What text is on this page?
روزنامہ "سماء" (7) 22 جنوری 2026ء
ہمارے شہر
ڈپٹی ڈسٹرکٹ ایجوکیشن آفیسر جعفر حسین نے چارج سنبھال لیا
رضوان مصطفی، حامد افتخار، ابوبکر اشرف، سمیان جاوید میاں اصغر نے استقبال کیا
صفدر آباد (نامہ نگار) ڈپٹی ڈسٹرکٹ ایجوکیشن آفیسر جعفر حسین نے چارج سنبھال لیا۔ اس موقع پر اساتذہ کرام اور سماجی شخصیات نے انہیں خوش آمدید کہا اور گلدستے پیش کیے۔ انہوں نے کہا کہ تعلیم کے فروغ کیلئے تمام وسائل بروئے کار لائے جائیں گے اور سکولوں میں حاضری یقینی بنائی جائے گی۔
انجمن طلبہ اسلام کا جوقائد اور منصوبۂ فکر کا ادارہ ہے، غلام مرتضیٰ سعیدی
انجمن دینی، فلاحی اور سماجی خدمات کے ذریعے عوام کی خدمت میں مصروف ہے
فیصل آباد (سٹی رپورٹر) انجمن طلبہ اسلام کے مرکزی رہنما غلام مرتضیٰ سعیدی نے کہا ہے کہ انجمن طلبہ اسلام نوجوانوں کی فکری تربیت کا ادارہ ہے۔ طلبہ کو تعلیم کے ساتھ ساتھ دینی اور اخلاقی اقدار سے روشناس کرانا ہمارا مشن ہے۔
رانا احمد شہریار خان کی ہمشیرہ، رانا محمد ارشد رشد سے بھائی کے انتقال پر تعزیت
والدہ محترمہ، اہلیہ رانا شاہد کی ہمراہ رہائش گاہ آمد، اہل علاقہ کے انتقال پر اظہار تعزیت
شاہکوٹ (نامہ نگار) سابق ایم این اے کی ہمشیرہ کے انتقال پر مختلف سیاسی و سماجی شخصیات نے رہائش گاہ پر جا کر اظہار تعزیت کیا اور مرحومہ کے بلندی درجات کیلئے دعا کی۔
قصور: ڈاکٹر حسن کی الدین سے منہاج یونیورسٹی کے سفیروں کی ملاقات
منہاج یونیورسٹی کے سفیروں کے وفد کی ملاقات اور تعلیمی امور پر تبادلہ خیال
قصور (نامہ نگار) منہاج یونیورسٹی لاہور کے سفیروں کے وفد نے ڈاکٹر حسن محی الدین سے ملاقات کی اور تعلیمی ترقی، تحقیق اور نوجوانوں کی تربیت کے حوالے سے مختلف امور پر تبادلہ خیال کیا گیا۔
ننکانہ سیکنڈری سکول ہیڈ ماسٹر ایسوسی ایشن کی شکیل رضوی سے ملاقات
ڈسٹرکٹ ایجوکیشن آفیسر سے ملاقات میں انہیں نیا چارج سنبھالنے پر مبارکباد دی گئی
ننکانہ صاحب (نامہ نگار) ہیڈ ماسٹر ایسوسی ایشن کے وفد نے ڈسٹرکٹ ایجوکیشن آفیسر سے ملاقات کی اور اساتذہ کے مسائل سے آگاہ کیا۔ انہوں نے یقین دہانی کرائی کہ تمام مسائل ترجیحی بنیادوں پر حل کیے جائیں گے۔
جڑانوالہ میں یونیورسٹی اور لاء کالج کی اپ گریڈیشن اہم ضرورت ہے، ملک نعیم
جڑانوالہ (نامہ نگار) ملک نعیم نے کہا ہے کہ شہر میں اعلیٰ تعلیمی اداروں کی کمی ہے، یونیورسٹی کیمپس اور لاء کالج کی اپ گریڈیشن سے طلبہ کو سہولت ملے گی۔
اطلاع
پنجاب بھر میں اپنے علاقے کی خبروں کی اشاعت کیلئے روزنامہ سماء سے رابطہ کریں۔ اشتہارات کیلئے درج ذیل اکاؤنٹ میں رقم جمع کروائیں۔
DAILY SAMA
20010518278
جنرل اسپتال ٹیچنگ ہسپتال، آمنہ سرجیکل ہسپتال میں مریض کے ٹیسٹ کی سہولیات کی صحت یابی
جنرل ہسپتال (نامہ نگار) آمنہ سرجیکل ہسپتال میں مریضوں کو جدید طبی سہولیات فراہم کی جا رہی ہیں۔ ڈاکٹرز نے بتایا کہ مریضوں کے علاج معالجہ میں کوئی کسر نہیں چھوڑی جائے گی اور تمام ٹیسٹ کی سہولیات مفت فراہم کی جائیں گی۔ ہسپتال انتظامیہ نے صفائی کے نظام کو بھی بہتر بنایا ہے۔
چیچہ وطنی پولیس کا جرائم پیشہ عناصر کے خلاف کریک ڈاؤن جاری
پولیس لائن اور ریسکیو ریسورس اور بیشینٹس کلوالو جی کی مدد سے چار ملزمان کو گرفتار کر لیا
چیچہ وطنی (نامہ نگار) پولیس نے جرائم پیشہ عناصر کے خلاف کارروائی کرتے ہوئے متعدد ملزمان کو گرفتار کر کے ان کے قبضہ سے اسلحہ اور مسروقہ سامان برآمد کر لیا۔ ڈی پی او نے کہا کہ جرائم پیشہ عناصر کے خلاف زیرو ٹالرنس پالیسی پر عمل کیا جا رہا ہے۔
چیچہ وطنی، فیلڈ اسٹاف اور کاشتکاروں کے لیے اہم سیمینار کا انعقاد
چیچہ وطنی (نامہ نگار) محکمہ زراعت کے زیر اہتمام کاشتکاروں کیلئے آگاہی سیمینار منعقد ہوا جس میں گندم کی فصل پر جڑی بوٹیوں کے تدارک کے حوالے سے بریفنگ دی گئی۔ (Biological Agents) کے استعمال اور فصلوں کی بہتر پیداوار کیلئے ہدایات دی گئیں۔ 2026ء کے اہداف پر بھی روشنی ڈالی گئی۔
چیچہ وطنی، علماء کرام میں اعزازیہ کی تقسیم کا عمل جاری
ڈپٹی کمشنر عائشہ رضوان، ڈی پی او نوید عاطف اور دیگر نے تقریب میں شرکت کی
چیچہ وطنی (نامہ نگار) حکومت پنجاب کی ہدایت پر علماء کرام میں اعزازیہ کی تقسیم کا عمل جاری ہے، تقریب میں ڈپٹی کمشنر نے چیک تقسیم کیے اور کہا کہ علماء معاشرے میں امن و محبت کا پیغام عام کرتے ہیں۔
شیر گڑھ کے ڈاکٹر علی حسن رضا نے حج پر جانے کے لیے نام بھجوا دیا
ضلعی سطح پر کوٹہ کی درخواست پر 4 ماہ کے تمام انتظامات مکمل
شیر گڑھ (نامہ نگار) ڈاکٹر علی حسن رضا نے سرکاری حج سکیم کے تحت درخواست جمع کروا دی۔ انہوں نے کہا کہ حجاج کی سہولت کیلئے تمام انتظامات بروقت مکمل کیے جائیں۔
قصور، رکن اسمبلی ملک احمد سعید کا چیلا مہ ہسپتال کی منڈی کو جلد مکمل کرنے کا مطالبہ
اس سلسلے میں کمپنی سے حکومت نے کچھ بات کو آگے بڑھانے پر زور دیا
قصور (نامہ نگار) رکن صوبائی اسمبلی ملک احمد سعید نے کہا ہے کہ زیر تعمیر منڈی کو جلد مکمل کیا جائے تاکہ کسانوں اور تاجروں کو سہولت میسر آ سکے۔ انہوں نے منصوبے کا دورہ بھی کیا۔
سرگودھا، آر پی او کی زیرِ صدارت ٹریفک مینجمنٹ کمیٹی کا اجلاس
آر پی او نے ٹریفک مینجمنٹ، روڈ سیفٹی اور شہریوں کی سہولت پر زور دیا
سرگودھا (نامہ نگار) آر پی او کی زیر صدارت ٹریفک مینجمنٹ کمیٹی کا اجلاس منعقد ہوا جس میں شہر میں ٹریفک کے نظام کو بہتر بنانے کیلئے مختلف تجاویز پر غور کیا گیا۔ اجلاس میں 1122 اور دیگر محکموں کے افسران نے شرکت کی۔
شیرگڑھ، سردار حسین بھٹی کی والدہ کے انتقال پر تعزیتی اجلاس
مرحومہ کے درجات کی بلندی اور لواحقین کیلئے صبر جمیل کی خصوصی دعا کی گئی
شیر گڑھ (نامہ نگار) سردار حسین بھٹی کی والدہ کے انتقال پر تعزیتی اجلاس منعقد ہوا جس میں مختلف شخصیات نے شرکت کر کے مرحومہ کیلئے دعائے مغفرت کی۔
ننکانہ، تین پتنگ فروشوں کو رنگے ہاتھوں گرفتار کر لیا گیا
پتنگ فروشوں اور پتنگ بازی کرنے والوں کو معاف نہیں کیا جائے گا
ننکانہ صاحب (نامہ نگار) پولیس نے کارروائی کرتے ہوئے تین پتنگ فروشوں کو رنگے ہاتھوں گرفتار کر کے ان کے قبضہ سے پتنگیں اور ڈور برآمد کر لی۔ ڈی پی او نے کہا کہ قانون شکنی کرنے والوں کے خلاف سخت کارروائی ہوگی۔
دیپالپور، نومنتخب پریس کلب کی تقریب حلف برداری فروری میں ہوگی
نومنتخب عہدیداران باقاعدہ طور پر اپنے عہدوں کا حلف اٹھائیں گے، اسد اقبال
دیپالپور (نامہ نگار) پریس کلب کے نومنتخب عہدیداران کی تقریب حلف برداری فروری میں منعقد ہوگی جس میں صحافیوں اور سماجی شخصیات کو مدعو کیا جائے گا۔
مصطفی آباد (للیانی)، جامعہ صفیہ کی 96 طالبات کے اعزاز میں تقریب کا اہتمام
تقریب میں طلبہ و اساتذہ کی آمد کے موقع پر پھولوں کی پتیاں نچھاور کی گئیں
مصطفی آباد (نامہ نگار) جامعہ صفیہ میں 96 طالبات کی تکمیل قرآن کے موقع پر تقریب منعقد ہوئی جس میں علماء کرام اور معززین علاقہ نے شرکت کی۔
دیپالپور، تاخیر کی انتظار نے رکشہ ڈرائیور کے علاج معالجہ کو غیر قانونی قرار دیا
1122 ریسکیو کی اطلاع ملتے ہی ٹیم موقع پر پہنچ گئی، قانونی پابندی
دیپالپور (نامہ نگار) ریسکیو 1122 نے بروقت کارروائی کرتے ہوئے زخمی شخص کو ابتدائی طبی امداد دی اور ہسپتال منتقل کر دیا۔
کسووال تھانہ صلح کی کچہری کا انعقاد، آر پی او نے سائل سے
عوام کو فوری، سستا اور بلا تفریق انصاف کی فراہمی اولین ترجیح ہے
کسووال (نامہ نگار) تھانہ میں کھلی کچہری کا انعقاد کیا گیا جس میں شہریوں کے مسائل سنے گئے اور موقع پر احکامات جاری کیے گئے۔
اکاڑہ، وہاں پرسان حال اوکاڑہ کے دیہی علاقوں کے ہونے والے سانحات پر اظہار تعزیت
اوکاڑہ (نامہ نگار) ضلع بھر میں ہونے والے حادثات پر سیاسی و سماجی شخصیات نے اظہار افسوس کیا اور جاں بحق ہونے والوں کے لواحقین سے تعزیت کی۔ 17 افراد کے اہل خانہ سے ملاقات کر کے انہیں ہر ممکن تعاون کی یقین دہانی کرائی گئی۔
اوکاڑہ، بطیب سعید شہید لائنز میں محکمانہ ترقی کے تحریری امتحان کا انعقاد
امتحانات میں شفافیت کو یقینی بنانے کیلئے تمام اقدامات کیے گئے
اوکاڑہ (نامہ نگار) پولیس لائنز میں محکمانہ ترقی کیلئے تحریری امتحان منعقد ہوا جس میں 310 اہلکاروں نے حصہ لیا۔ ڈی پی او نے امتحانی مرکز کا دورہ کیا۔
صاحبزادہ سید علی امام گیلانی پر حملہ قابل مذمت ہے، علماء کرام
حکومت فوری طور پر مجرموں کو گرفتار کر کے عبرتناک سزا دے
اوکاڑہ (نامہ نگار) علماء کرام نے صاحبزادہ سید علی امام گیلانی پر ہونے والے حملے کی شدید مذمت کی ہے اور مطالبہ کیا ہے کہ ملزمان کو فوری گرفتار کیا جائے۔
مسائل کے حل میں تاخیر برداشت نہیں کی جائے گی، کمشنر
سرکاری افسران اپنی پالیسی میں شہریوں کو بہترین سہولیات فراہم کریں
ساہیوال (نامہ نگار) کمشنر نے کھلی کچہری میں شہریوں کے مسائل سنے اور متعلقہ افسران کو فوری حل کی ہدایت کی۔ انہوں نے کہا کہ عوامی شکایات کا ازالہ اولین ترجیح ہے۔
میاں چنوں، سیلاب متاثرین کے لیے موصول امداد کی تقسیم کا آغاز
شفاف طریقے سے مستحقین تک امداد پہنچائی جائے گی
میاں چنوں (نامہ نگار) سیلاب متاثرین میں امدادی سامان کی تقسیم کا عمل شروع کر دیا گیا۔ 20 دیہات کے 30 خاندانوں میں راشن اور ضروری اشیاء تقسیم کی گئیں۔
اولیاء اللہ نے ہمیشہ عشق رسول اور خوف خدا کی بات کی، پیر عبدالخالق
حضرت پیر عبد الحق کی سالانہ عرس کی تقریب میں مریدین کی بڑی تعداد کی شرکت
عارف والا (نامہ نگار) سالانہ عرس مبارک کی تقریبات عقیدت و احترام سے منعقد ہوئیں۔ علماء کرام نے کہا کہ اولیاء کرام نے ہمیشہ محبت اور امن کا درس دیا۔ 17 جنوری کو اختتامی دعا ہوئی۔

════

Problem description:
Go through the listing above and locate each line that holds the word "مصطفی". Copy those lines.

Answer to the problem:
رضوان مصطفی، حامد افتخار، ابوبکر اشرف، سمیان جاوید میاں اصغر نے استقبال کیا
مصطفی آباد (للیانی)، جامعہ صفیہ کی 96 طالبات کے اعزاز میں تقریب کا اہتمام
مصطفی آباد (نامہ نگار) جامعہ صفیہ میں 96 طالبات کی تکمیل قرآن کے موقع پر تقریب منعقد ہوئی جس میں علماء کرام اور معززین علاقہ نے شرکت کی۔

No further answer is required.